● Brief:
Set down the full listing exactly, character for character.

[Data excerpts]
>> begin
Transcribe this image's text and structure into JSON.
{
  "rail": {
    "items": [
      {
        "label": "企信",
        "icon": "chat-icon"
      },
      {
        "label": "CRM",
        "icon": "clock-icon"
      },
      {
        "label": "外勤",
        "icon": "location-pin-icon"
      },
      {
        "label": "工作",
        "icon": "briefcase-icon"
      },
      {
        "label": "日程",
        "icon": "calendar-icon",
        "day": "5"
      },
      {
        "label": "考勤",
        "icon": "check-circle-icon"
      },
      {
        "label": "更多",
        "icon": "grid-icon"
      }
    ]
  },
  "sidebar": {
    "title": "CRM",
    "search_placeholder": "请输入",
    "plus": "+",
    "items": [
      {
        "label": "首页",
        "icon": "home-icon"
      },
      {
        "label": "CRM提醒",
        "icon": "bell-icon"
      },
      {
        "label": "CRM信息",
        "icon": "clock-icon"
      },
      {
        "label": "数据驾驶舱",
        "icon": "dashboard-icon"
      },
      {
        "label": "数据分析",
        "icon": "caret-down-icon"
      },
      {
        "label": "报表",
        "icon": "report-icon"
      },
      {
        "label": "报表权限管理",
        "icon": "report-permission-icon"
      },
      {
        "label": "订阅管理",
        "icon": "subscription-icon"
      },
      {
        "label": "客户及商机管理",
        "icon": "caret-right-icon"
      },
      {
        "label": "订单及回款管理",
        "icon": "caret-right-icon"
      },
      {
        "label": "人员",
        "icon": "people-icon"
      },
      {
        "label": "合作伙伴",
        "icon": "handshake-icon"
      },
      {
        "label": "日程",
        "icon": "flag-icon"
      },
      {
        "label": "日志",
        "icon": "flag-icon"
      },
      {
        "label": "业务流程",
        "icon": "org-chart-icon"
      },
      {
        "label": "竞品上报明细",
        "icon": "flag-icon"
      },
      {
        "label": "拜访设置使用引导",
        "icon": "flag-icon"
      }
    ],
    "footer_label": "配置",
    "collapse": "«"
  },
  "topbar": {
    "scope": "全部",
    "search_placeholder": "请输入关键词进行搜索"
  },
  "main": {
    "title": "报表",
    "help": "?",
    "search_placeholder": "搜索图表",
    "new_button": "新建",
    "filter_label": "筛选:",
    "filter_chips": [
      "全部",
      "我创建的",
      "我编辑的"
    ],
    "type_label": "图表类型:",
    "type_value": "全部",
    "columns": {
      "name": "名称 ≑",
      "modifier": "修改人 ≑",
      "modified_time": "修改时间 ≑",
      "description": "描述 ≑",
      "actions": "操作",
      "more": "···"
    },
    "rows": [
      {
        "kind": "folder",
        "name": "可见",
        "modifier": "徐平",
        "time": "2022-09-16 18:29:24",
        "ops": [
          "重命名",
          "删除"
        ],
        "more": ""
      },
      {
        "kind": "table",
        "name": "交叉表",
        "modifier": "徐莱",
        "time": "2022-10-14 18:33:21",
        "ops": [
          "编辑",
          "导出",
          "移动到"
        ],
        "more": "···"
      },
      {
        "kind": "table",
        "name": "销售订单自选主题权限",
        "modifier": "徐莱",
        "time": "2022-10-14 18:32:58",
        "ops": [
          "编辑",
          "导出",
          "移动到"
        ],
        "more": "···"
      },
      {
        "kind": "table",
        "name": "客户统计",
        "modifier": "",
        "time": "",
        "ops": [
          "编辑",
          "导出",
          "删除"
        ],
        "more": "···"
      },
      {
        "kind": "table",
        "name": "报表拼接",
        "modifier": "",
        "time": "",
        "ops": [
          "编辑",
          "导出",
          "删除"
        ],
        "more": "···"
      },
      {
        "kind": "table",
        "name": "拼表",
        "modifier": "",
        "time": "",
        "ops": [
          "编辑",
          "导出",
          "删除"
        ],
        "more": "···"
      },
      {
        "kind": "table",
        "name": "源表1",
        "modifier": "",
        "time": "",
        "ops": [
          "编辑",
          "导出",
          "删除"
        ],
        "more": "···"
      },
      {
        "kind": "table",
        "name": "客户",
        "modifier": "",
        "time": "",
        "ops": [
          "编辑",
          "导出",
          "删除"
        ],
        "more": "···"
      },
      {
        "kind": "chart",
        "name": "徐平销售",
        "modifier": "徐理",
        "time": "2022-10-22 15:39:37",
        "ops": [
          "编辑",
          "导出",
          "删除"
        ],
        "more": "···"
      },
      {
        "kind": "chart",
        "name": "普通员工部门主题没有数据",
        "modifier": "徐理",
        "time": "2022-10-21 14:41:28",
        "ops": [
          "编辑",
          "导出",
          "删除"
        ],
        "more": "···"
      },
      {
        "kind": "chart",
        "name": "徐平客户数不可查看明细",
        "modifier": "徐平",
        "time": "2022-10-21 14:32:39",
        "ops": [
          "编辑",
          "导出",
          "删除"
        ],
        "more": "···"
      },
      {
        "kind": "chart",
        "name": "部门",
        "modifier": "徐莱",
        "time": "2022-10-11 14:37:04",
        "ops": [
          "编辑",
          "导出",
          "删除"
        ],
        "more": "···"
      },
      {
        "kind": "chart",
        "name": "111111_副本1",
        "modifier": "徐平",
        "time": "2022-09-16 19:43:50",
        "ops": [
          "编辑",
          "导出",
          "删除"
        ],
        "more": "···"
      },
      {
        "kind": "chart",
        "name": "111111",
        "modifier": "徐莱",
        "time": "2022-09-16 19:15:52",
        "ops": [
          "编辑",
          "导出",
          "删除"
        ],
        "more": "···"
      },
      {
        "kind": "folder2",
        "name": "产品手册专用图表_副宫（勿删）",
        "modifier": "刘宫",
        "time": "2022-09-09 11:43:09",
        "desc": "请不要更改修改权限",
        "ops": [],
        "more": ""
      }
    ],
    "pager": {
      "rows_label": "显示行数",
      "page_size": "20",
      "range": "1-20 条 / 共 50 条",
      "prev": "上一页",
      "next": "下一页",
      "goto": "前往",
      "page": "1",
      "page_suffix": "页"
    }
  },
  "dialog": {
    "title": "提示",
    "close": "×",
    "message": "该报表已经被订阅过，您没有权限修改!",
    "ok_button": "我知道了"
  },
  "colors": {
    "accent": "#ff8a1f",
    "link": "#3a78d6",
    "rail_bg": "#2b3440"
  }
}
>> end
● Task answer:
Transcribe this image's text and structure into JSON.
{
  "rail": {
    "items": [
      {
        "label": "企信",
        "icon": "chat-icon"
      },
      {
        "label": "CRM",
        "icon": "clock-icon"
      },
      {
        "label": "外勤",
        "icon": "location-pin-icon"
      },
      {
        "label": "工作",
        "icon": "briefcase-icon"
      },
      {
        "label": "日程",
        "icon": "calendar-icon",
        "day": "5"
      },
      {
        "label": "考勤",
        "icon": "check-circle-icon"
      },
      {
        "label": "更多",
        "icon": "grid-icon"
      }
    ]
  },
  "sidebar": {
    "title": "CRM",
    "search_placeholder": "请输入",
    "plus": "+",
    "items": [
      {
        "label": "首页",
        "icon": "home-icon"
      },
      {
        "label": "CRM提醒",
        "icon": "bell-icon"
      },
      {
        "label": "CRM信息",
        "icon": "clock-icon"
      },
      {
        "label": "数据驾驶舱",
        "icon": "dashboard-icon"
      },
      {
        "label": "数据分析",
        "icon": "caret-down-icon"
      },
      {
        "label": "报表",
        "icon": "report-icon"
      },
      {
        "label": "报表权限管理",
        "icon": "report-permission-icon"
      },
      {
        "label": "订阅管理",
        "icon": "subscription-icon"
      },
      {
        "label": "客户及商机管理",
        "icon": "caret-right-icon"
      },
      {
        "label": "订单及回款管理",
        "icon": "caret-right-icon"
      },
      {
        "label": "人员",
        "icon": "people-icon"
      },
      {
        "label": "合作伙伴",
        "icon": "handshake-icon"
      },
      {
        "label": "日程",
        "icon": "flag-icon"
      },
      {
        "label": "日志",
        "icon": "flag-icon"
      },
      {
        "label": "业务流程",
        "icon": "org-chart-icon"
      },
      {
        "label": "竞品上报明细",
        "icon": "flag-icon"
      },
      {
        "label": "拜访设置使用引导",
        "icon": "flag-icon"
      }
    ],
    "footer_label": "配置",
    "collapse": "«"
  },
  "topbar": {
    "scope": "全部",
    "search_placeholder": "请输入关键词进行搜索"
  },
  "main": {
    "title": "报表",
    "help": "?",
    "search_placeholder": "搜索图表",
    "new_button": "新建",
    "filter_label": "筛选:",
    "filter_chips": [
      "全部",
      "我创建的",
      "我编辑的"
    ],
    "type_label": "图表类型:",
    "type_value": "全部",
    "columns": {
      "name": "名称 ≑",
      "modifier": "修改人 ≑",
      "modified_time": "修改时间 ≑",
      "description": "描述 ≑",
      "actions": "操作",
      "more": "···"
    },
    "rows": [
      {
        "kind": "folder",
        "name": "可见",
        "modifier": "徐平",
        "time": "2022-09-16 18:29:24",
        "ops": [
          "重命名",
          "删除"
        ],
        "more": ""
      },
      {
        "kind": "table",
        "name": "交叉表",
        "modifier": "徐莱",
        "time": "2022-10-14 18:33:21",
        "ops": [
          "编辑",
          "导出",
          "移动到"
        ],
        "more": "···"
      },
      {
        "kind": "table",
        "name": "销售订单自选主题权限",
        "modifier": "徐莱",
        "time": "2022-10-14 18:32:58",
        "ops": [
          "编辑",
          "导出",
          "移动到"
        ],
        "more": "···"
      },
      {
        "kind": "table",
        "name": "客户统计",
        "modifier": "",
        "time": "",
        "ops": [
          "编辑",
          "导出",
          "删除"
        ],
        "more": "···"
      },
      {
        "kind": "table",
        "name": "报表拼接",
        "modifier": "",
        "time": "",
        "ops": [
          "编辑",
          "导出",
          "删除"
        ],
        "more": "···"
      },
      {
        "kind": "table",
        "name": "拼表",
        "modifier": "",
        "time": "",
        "ops": [
          "编辑",
          "导出",
          "删除"
        ],
        "more": "···"
      },
      {
        "kind": "table",
        "name": "源表1",
        "modifier": "",
        "time": "",
        "ops": [
          "编辑",
          "导出",
          "删除"
        ],
        "more": "···"
      },
      {
        "kind": "table",
        "name": "客户",
        "modifier": "",
        "time": "",
        "ops": [
          "编辑",
          "导出",
          "删除"
        ],
        "more": "···"
      },
      {
        "kind": "chart",
        "name": "徐平销售",
        "modifier": "徐理",
        "time": "2022-10-22 15:39:37",
        "ops": [
          "编辑",
          "导出",
          "删除"
        ],
        "more": "···"
      },
      {
        "kind": "chart",
        "name": "普通员工部门主题没有数据",
        "modifier": "徐理",
        "time": "2022-10-21 14:41:28",
        "ops": [
          "编辑",
          "导出",
          "删除"
        ],
        "more": "···"
      },
      {
        "kind": "chart",
        "name": "徐平客户数不可查看明细",
        "modifier": "徐平",
        "time": "2022-10-21 14:32:39",
        "ops": [
          "编辑",
          "导出",
          "删除"
        ],
        "more": "···"
      },
      {
        "kind": "chart",
        "name": "部门",
        "modifier": "徐莱",
        "time": "2022-10-11 14:37:04",
        "ops": [
          "编辑",
          "导出",
          "删除"
        ],
        "more": "···"
      },
      {
        "kind": "chart",
        "name": "111111_副本1",
        "modifier": "徐平",
        "time": "2022-09-16 19:43:50",
        "ops": [
          "编辑",
          "导出",
          "删除"
        ],
        "more": "···"
      },
      {
        "kind": "chart",
        "name": "111111",
        "modifier": "徐莱",
        "time": "2022-09-16 19:15:52",
        "ops": [
          "编辑",
          "导出",
          "删除"
        ],
        "more": "···"
      },
      {
        "kind": "folder2",
        "name": "产品手册专用图表_副宫（勿删）",
        "modifier": "刘宫",
        "time": "2022-09-09 11:43:09",
        "desc": "请不要更改修改权限",
        "ops": [],
        "more": ""
      }
    ],
    "pager": {
      "rows_label": "显示行数",
      "page_size": "20",
      "range": "1-20 条 / 共 50 条",
      "prev": "上一页",
      "next": "下一页",
      "goto": "前往",
      "page": "1",
      "page_suffix": "页"
    }
  },
  "dialog": {
    "title": "提示",
    "close": "×",
    "message": "该报表已经被订阅过，您没有权限修改!",
    "ok_button": "我知道了"
  },
  "colors": {
    "accent": "#ff8a1f",
    "link": "#3a78d6",
    "rail_bg": "#2b3440"
  }
}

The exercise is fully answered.